What the task asks> Set down the material once more, exactly as it appears.

─── Material supplied

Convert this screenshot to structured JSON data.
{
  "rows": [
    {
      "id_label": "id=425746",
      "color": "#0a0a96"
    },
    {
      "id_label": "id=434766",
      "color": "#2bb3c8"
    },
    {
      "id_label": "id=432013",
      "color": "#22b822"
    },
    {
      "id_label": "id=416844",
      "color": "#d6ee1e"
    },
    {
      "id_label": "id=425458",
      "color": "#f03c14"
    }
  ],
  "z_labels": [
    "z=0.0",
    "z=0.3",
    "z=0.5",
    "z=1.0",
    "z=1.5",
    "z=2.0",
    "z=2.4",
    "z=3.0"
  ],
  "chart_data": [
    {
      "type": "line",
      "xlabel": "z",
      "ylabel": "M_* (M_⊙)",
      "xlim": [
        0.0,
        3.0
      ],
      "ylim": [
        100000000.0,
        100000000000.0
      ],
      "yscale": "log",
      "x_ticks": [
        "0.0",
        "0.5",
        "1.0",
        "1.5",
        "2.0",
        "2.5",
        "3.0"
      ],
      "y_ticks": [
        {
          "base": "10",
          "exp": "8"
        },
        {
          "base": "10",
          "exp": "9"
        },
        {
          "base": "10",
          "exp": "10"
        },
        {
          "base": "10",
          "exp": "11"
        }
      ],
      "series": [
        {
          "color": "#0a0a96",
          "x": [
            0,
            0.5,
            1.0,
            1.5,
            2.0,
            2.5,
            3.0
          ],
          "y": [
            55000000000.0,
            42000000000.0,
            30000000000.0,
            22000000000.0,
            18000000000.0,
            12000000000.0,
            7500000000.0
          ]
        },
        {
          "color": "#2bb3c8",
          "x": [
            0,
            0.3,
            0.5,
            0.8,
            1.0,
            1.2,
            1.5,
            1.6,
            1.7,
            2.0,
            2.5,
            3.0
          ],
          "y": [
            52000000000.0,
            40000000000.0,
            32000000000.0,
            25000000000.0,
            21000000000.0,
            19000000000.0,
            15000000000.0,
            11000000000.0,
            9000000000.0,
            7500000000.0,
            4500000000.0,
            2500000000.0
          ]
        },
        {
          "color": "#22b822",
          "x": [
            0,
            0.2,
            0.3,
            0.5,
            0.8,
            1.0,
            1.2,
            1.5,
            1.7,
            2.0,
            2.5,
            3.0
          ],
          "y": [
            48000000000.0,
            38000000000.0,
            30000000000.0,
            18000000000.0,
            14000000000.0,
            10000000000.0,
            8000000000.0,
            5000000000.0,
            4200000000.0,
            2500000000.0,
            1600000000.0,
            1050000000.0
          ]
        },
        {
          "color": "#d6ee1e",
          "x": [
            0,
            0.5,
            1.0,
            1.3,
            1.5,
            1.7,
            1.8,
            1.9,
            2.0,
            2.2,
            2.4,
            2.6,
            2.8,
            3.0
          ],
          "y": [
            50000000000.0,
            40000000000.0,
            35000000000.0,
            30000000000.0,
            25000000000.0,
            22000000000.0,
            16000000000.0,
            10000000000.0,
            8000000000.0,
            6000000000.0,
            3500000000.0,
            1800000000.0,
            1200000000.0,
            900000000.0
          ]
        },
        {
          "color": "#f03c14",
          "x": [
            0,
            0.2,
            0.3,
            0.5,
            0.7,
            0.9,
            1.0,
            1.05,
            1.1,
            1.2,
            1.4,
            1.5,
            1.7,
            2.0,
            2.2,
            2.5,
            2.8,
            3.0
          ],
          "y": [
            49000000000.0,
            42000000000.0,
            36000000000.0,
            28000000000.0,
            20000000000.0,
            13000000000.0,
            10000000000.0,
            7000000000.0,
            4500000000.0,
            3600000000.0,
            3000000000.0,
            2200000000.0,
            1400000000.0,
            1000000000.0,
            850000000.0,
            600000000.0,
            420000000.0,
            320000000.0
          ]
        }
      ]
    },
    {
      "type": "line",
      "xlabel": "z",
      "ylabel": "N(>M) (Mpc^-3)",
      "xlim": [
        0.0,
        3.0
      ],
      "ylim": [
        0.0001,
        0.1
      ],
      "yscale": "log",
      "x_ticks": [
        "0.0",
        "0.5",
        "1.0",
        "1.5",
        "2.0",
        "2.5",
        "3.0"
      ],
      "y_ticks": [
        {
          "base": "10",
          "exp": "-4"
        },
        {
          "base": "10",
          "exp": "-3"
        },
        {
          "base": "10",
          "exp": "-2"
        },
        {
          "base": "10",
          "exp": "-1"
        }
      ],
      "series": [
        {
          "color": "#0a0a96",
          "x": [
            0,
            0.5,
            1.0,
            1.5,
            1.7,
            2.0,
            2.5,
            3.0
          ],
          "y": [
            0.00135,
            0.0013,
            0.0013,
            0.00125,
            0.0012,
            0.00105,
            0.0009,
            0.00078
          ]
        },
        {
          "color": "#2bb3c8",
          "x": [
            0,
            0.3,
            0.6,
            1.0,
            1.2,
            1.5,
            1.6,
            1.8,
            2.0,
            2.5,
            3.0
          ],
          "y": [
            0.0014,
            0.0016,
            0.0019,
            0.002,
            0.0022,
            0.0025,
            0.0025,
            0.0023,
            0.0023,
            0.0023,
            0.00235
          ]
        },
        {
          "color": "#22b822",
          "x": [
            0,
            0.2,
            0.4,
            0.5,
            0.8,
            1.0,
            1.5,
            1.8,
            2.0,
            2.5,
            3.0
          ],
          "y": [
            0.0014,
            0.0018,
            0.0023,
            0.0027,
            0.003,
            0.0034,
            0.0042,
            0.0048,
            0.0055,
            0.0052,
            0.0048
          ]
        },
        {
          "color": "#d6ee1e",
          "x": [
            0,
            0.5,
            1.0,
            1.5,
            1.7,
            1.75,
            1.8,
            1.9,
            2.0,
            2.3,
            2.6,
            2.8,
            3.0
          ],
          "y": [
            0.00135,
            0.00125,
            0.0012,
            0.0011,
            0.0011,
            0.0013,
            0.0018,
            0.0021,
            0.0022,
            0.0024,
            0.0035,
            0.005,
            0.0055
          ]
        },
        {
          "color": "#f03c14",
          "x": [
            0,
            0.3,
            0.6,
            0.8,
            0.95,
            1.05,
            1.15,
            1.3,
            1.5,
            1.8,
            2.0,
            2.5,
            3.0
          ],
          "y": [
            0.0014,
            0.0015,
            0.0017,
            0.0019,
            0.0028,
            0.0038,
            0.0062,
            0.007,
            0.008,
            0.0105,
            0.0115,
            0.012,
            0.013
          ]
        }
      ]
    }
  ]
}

──────

Output below>
Convert this screenshot to structured JSON data.
{
  "rows": [
    {
      "id_label": "id=425746",
      "color": "#0a0a96"
    },
    {
      "id_label": "id=434766",
      "color": "#2bb3c8"
    },
    {
      "id_label": "id=432013",
      "color": "#22b822"
    },
    {
      "id_label": "id=416844",
      "color": "#d6ee1e"
    },
    {
      "id_label": "id=425458",
      "color": "#f03c14"
    }
  ],
  "z_labels": [
    "z=0.0",
    "z=0.3",
    "z=0.5",
    "z=1.0",
    "z=1.5",
    "z=2.0",
    "z=2.4",
    "z=3.0"
  ],
  "chart_data": [
    {
      "type": "line",
      "xlabel": "z",
      "ylabel": "M_* (M_⊙)",
      "xlim": [
        0.0,
        3.0
      ],
      "ylim": [
        100000000.0,
        100000000000.0
      ],
      "yscale": "log",
      "x_ticks": [
        "0.0",
        "0.5",
        "1.0",
        "1.5",
        "2.0",
        "2.5",
        "3.0"
      ],
      "y_ticks": [
        {
          "base": "10",
          "exp": "8"
        },
        {
          "base": "10",
          "exp": "9"
        },
        {
          "base": "10",
          "exp": "10"
        },
        {
          "base": "10",
          "exp": "11"
        }
      ],
      "series": [
        {
          "color": "#0a0a96",
          "x": [
            0,
            0.5,
            1.0,
            1.5,
            2.0,
            2.5,
            3.0
          ],
          "y": [
            55000000000.0,
            42000000000.0,
            30000000000.0,
            22000000000.0,
            18000000000.0,
            12000000000.0,
            7500000000.0
          ]
        },
        {
          "color": "#2bb3c8",
          "x": [
            0,
            0.3,
            0.5,
            0.8,
            1.0,
            1.2,
            1.5,
            1.6,
            1.7,
            2.0,
            2.5,
            3.0
          ],
          "y": [
            52000000000.0,
            40000000000.0,
            32000000000.0,
            25000000000.0,
            21000000000.0,
            19000000000.0,
            15000000000.0,
            11000000000.0,
            9000000000.0,
            7500000000.0,
            4500000000.0,
            2500000000.0
          ]
        },
        {
          "color": "#22b822",
          "x": [
            0,
            0.2,
            0.3,
            0.5,
            0.8,
            1.0,
            1.2,
            1.5,
            1.7,
            2.0,
            2.5,
            3.0
          ],
          "y": [
            48000000000.0,
            38000000000.0,
            30000000000.0,
            18000000000.0,
            14000000000.0,
            10000000000.0,
            8000000000.0,
            5000000000.0,
            4200000000.0,
            2500000000.0,
            1600000000.0,
            1050000000.0
          ]
        },
        {
          "color": "#d6ee1e",
          "x": [
            0,
            0.5,
            1.0,
            1.3,
            1.5,
            1.7,
            1.8,
            1.9,
            2.0,
            2.2,
            2.4,
            2.6,
            2.8,
            3.0
          ],
          "y": [
            50000000000.0,
            40000000000.0,
            35000000000.0,
            30000000000.0,
            25000000000.0,
            22000000000.0,
            16000000000.0,
            10000000000.0,
            8000000000.0,
            6000000000.0,
            3500000000.0,
            1800000000.0,
            1200000000.0,
            900000000.0
          ]
        },
        {
          "color": "#f03c14",
          "x": [
            0,
            0.2,
            0.3,
            0.5,
            0.7,
            0.9,
            1.0,
            1.05,
            1.1,
            1.2,
            1.4,
            1.5,
            1.7,
            2.0,
            2.2,
            2.5,
            2.8,
            3.0
          ],
          "y": [
            49000000000.0,
            42000000000.0,
            36000000000.0,
            28000000000.0,
            20000000000.0,
            13000000000.0,
            10000000000.0,
            7000000000.0,
            4500000000.0,
            3600000000.0,
            3000000000.0,
            2200000000.0,
            1400000000.0,
            1000000000.0,
            850000000.0,
            600000000.0,
            420000000.0,
            320000000.0
          ]
        }
      ]
    },
    {
      "type": "line",
      "xlabel": "z",
      "ylabel": "N(>M) (Mpc^-3)",
      "xlim": [
        0.0,
        3.0
      ],
      "ylim": [
        0.0001,
        0.1
      ],
      "yscale": "log",
      "x_ticks": [
        "0.0",
        "0.5",
        "1.0",
        "1.5",
        "2.0",
        "2.5",
        "3.0"
      ],
      "y_ticks": [
        {
          "base": "10",
          "exp": "-4"
        },
        {
          "base": "10",
          "exp": "-3"
        },
        {
          "base": "10",
          "exp": "-2"
        },
        {
          "base": "10",
          "exp": "-1"
        }
      ],
      "series": [
        {
          "color": "#0a0a96",
          "x": [
            0,
            0.5,
            1.0,
            1.5,
            1.7,
            2.0,
            2.5,
            3.0
          ],
          "y": [
            0.00135,
            0.0013,
            0.0013,
            0.00125,
            0.0012,
            0.00105,
            0.0009,
            0.00078
          ]
        },
        {
          "color": "#2bb3c8",
          "x": [
            0,
            0.3,
            0.6,
            1.0,
            1.2,
            1.5,
            1.6,
            1.8,
            2.0,
            2.5,
            3.0
          ],
          "y": [
            0.0014,
            0.0016,
            0.0019,
            0.002,
            0.0022,
            0.0025,
            0.0025,
            0.0023,
            0.0023,
            0.0023,
            0.00235
          ]
        },
        {
          "color": "#22b822",
          "x": [
            0,
            0.2,
            0.4,
            0.5,
            0.8,
            1.0,
            1.5,
            1.8,
            2.0,
            2.5,
            3.0
          ],
          "y": [
            0.0014,
            0.0018,
            0.0023,
            0.0027,
            0.003,
            0.0034,
            0.0042,
            0.0048,
            0.0055,
            0.0052,
            0.0048
          ]
        },
        {
          "color": "#d6ee1e",
          "x": [
            0,
            0.5,
            1.0,
            1.5,
            1.7,
            1.75,
            1.8,
            1.9,
            2.0,
            2.3,
            2.6,
            2.8,
            3.0
          ],
          "y": [
            0.00135,
            0.00125,
            0.0012,
            0.0011,
            0.0011,
            0.0013,
            0.0018,
            0.0021,
            0.0022,
            0.0024,
            0.0035,
            0.005,
            0.0055
          ]
        },
        {
          "color": "#f03c14",
          "x": [
            0,
            0.3,
            0.6,
            0.8,
            0.95,
            1.05,
            1.15,
            1.3,
            1.5,
            1.8,
            2.0,
            2.5,
            3.0
          ],
          "y": [
            0.0014,
            0.0015,
            0.0017,
            0.0019,
            0.0028,
            0.0038,
            0.0062,
            0.007,
            0.008,
            0.0105,
            0.0115,
            0.012,
            0.013
          ]
        }
      ]
    }
  ]
}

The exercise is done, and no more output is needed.